Pull out every line below that contains the word "waste".

[Extracts from a graphics dataset]
○ ○ ○ ○ ○ ○ ○

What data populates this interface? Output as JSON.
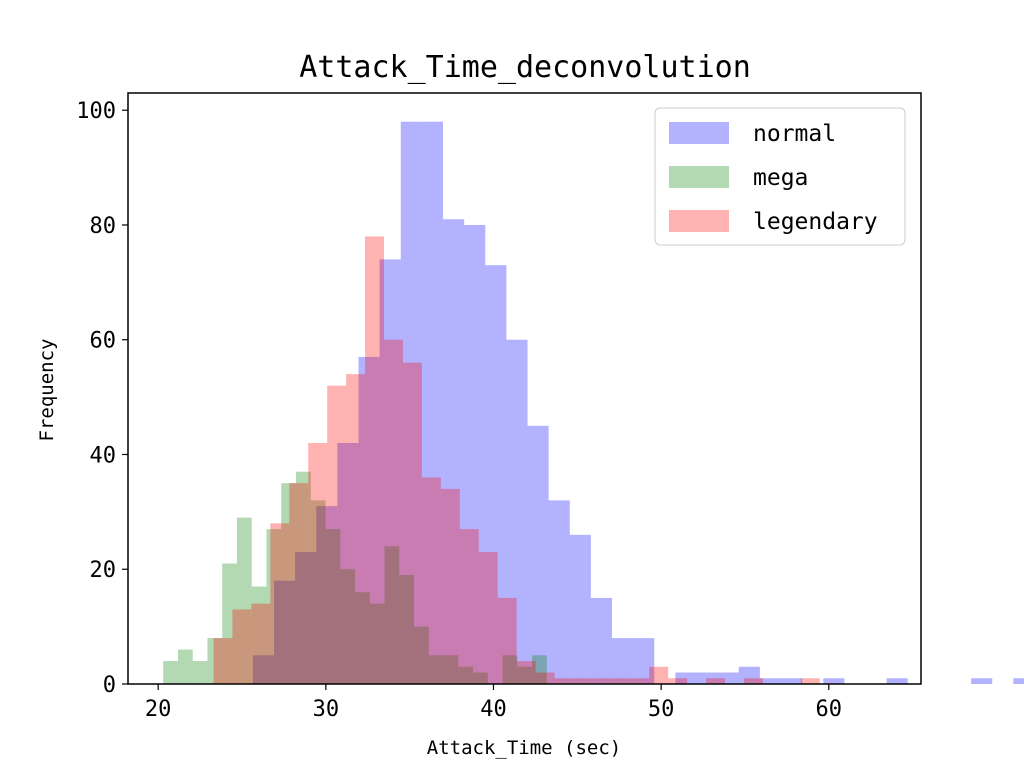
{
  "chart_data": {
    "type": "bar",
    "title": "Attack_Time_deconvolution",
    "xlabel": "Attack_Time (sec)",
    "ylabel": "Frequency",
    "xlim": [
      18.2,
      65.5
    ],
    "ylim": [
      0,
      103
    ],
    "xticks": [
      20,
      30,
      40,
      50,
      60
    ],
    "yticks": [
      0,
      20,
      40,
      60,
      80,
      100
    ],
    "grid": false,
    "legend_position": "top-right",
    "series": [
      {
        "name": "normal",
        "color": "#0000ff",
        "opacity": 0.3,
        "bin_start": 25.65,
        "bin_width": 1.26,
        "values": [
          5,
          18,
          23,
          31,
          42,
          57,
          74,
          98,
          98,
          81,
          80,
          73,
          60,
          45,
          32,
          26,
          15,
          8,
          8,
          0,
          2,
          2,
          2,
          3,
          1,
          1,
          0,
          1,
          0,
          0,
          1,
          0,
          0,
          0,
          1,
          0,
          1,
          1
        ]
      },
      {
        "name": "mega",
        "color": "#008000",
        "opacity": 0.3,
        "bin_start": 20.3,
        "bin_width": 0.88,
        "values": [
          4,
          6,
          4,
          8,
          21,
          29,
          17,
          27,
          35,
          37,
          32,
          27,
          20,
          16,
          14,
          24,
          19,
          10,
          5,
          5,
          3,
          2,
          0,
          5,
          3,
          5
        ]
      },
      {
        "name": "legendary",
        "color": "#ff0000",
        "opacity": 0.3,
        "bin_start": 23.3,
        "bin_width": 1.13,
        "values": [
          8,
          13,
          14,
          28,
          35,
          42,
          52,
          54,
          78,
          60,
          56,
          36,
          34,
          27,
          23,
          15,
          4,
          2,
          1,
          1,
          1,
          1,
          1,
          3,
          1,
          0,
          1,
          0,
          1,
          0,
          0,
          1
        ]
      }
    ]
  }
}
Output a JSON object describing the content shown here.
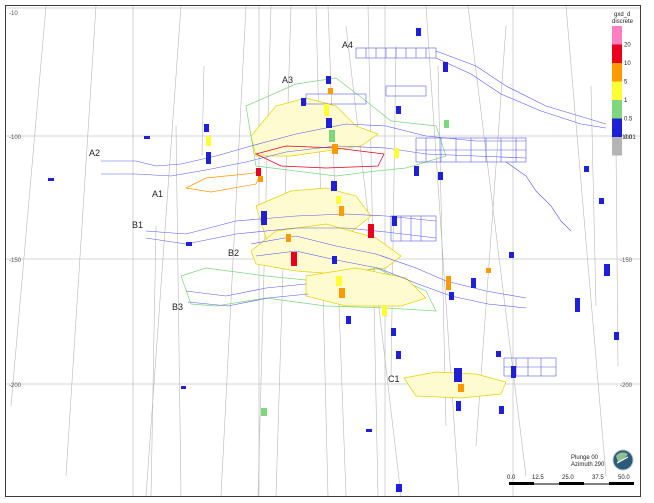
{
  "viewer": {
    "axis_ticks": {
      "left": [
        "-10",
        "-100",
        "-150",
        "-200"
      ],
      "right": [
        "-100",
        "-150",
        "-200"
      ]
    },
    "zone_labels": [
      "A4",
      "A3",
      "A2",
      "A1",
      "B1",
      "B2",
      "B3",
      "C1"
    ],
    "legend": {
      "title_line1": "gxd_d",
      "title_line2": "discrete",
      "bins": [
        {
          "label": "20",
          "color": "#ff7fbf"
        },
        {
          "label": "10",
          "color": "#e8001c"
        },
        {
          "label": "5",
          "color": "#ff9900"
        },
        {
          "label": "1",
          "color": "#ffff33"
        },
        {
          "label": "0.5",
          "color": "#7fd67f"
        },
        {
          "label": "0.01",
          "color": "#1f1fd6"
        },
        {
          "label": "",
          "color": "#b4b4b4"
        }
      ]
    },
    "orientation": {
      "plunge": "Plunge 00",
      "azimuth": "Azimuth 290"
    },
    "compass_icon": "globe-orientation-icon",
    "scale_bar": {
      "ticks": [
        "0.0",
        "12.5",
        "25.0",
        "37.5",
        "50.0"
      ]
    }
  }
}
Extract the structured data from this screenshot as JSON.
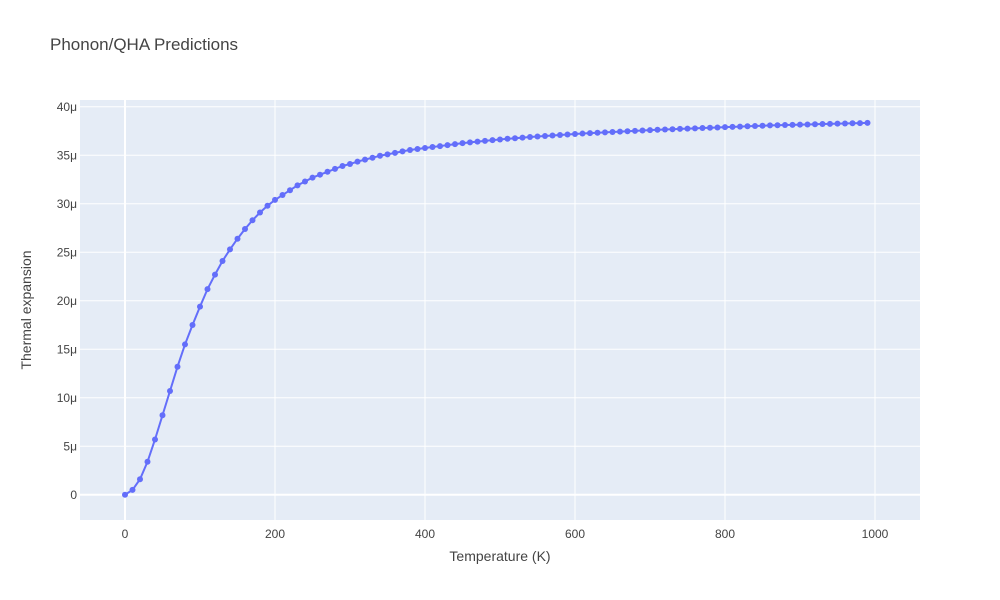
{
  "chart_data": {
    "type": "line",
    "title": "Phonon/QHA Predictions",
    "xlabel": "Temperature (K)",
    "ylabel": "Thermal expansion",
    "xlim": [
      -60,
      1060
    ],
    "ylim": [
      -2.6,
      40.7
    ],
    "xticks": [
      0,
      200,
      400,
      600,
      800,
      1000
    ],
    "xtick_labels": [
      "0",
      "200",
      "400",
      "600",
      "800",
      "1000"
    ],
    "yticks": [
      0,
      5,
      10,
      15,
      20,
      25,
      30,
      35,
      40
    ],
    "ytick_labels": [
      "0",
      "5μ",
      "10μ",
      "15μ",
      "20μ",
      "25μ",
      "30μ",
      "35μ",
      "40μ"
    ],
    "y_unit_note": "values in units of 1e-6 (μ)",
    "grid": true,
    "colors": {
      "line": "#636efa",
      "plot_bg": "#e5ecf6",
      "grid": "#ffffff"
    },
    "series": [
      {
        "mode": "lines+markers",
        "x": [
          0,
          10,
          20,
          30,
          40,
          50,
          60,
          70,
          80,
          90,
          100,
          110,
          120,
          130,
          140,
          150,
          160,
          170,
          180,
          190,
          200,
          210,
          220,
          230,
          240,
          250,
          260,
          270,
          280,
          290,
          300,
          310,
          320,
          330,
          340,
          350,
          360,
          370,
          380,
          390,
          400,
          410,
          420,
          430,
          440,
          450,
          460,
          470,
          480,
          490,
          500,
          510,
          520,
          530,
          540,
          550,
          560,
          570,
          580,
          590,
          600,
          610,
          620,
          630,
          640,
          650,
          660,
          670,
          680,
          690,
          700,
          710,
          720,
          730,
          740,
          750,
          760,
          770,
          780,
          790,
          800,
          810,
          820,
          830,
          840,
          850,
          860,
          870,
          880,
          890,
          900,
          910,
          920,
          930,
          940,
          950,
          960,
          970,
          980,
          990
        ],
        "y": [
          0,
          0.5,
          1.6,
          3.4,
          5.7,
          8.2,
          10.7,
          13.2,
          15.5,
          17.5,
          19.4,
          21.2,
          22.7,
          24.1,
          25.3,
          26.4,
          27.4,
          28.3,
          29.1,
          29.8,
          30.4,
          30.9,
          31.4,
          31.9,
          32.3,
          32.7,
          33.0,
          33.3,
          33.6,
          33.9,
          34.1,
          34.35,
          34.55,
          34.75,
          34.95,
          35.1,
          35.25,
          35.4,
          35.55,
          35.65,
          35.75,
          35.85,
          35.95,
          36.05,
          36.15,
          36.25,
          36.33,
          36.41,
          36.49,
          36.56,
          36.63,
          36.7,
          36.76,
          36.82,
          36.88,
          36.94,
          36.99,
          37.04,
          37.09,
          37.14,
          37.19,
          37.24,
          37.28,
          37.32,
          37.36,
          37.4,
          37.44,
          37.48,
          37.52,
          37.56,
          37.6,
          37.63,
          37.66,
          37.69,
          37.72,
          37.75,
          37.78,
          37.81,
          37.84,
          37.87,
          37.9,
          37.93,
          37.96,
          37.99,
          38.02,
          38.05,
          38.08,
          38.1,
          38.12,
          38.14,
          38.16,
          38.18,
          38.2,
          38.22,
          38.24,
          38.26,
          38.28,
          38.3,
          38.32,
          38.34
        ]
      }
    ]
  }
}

○ ○ ○ ○ ○ ○ ○

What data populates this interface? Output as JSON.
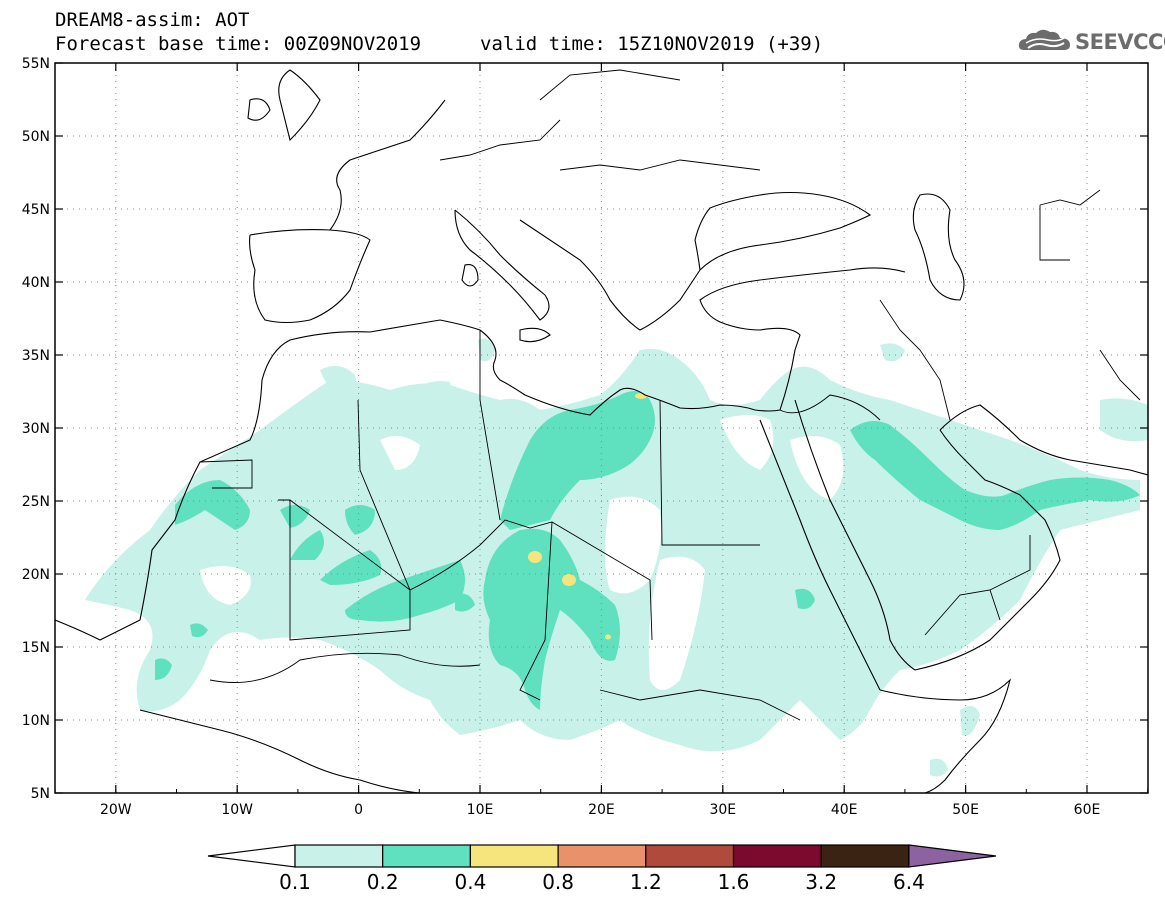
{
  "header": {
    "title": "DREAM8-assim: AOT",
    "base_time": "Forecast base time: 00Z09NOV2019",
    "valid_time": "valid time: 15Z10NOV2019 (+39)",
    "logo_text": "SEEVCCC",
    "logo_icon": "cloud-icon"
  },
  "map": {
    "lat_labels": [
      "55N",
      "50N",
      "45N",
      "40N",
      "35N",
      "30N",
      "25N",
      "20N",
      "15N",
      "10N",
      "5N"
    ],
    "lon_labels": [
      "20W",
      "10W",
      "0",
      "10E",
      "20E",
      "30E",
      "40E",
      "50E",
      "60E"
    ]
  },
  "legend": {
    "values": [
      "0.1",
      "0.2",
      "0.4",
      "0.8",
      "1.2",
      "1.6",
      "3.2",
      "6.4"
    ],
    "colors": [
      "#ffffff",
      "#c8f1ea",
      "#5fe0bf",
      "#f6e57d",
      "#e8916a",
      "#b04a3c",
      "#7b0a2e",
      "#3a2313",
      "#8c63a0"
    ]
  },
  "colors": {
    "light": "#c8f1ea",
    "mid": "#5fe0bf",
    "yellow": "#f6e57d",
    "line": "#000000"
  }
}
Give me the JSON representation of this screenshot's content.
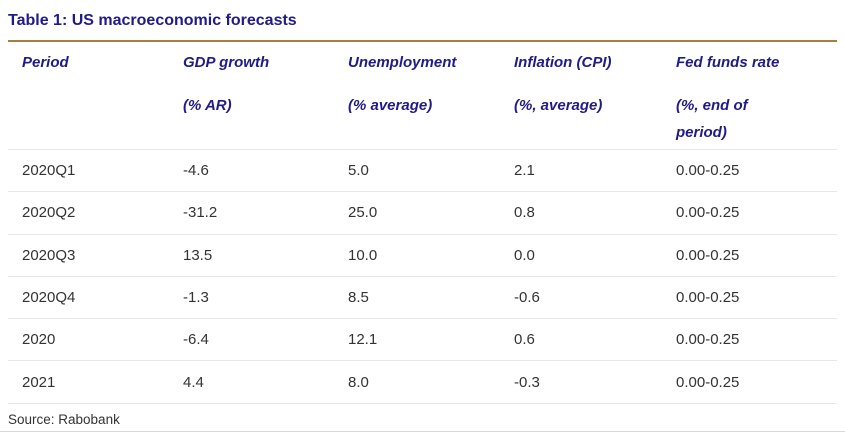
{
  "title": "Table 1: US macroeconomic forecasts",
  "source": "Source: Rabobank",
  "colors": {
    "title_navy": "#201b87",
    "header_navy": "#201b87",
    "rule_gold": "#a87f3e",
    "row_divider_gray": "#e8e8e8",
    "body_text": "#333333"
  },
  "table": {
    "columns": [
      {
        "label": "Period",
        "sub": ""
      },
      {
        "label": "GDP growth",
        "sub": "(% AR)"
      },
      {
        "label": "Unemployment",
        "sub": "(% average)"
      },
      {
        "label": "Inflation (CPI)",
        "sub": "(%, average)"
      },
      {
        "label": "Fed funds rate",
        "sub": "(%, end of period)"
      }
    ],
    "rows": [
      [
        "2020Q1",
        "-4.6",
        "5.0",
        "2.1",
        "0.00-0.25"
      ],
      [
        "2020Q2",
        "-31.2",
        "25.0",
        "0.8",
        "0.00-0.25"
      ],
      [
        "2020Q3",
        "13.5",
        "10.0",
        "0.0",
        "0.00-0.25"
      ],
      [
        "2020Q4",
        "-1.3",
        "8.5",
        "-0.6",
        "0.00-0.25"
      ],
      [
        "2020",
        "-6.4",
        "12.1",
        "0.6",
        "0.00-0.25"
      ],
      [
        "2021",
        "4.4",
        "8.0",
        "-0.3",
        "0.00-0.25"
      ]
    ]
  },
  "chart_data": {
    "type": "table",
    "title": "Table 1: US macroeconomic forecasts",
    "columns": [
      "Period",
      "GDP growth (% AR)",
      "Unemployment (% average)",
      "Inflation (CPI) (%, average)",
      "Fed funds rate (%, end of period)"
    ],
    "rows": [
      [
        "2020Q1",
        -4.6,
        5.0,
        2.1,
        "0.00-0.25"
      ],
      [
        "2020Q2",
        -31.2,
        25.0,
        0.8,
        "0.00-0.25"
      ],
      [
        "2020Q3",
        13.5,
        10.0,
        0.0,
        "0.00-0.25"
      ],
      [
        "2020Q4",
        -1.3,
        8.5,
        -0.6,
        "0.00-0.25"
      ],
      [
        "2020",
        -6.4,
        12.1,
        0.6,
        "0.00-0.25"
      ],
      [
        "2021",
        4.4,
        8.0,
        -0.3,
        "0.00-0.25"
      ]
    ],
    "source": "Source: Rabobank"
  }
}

○ ○ ○ ○ ○ ○ ○

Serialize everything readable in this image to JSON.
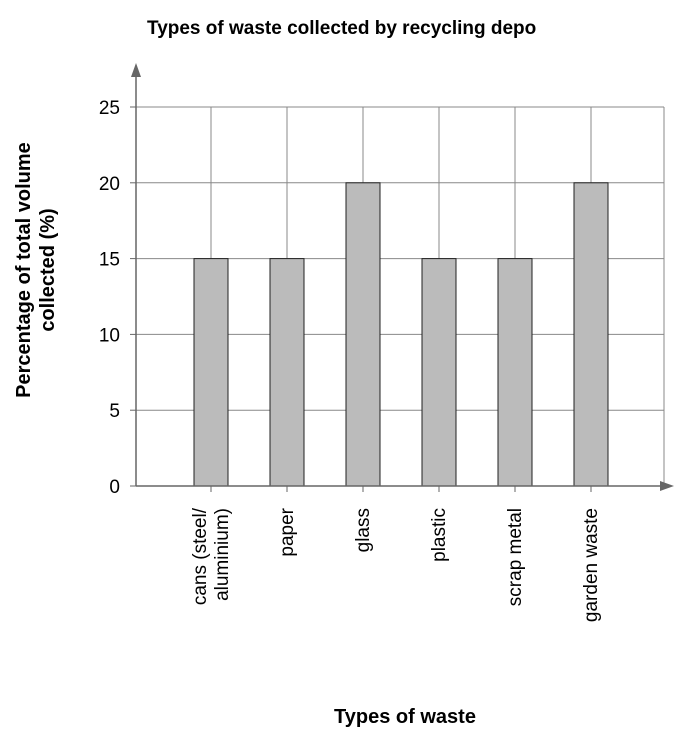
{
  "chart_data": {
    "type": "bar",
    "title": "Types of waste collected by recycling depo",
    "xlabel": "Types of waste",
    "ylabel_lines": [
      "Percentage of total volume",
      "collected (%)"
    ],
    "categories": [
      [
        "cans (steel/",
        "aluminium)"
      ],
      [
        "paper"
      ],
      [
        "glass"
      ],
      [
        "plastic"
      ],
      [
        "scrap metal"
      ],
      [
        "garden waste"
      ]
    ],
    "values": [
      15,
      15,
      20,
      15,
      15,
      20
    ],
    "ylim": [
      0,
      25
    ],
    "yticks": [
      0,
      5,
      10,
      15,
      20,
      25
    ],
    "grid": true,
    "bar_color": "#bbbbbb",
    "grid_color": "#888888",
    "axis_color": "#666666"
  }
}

○ ○ ○ ○ ○ ○ ○

▸ **The answer**:
    "title": "Types of waste collected by recycling depo",
    "xlabel": "Types of waste",
        "garden waste"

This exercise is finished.